(Stored data)

+++

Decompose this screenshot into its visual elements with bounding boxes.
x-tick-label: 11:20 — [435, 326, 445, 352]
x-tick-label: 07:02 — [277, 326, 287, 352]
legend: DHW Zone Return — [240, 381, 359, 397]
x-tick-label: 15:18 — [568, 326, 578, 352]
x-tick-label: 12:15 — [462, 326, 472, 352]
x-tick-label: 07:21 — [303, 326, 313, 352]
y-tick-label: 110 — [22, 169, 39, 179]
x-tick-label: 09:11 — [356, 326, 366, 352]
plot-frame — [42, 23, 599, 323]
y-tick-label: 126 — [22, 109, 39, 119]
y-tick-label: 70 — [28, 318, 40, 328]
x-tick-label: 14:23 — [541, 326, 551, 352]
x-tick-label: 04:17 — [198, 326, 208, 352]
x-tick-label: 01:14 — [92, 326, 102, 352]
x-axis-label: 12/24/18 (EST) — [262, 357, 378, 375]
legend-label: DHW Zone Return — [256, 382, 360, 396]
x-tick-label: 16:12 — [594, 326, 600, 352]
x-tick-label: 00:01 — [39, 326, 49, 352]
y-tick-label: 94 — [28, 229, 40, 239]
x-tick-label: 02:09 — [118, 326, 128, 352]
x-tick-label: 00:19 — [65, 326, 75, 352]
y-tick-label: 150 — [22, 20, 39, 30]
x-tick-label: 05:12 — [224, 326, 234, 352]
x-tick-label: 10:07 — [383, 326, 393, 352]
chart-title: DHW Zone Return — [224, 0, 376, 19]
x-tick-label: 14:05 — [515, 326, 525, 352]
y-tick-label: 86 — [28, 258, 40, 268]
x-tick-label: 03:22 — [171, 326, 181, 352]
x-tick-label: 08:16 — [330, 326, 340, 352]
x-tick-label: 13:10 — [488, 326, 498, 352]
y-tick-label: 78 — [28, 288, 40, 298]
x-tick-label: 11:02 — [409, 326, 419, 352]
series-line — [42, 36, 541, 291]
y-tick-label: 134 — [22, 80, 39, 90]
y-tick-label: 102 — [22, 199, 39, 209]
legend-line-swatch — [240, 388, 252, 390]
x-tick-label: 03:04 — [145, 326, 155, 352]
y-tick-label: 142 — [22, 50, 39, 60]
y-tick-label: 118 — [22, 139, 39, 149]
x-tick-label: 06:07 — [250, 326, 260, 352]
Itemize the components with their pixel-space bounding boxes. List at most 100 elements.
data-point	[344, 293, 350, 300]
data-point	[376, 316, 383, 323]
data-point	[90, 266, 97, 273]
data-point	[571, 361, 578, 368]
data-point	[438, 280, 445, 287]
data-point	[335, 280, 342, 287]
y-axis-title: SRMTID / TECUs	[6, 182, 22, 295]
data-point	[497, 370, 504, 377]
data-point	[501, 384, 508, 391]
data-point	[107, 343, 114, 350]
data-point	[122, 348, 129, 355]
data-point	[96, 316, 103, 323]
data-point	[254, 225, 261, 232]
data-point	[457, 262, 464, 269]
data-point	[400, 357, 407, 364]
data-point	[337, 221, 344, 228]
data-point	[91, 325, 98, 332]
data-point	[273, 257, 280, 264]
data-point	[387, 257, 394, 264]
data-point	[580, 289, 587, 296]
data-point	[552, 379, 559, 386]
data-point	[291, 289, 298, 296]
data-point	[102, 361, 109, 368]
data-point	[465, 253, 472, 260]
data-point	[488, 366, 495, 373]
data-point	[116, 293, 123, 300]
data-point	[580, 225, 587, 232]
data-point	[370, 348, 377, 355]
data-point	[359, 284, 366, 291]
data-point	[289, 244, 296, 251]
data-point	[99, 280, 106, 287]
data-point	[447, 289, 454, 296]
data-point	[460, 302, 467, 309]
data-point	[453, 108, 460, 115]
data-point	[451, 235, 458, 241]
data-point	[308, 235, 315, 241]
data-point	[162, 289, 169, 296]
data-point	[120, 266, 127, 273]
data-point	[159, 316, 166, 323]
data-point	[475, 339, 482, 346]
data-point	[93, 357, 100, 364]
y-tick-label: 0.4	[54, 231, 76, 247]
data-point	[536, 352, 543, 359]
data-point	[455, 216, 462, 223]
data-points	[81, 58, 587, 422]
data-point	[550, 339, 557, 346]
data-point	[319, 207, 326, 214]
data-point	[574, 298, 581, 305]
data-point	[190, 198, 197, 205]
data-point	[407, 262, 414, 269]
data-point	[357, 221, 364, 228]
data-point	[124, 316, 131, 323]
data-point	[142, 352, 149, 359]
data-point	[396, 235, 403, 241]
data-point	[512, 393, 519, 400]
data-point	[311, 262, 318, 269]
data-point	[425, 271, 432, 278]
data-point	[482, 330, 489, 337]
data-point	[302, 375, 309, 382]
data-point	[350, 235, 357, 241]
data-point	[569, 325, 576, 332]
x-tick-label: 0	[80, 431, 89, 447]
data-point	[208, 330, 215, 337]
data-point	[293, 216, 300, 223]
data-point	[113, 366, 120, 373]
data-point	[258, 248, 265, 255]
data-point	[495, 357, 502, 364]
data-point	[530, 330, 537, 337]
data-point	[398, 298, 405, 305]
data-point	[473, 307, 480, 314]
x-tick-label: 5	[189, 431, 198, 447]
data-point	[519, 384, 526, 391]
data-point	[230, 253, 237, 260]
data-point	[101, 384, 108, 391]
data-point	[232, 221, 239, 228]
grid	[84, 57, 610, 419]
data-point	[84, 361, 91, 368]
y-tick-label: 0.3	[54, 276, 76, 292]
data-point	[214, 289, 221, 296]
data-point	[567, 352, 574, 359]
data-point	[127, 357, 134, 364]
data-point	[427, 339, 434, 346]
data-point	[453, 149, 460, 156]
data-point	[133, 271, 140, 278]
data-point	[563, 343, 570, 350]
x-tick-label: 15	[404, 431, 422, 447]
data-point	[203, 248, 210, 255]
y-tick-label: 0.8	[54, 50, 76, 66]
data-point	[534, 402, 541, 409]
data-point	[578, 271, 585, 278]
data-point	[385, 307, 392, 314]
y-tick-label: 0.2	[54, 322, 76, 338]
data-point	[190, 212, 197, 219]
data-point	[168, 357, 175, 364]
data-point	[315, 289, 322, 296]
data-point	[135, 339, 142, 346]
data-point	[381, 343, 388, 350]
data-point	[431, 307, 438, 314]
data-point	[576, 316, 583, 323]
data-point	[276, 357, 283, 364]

+++

What to do: State only how many of the lines above contain the string "bounding".

Solution to this exercise: 2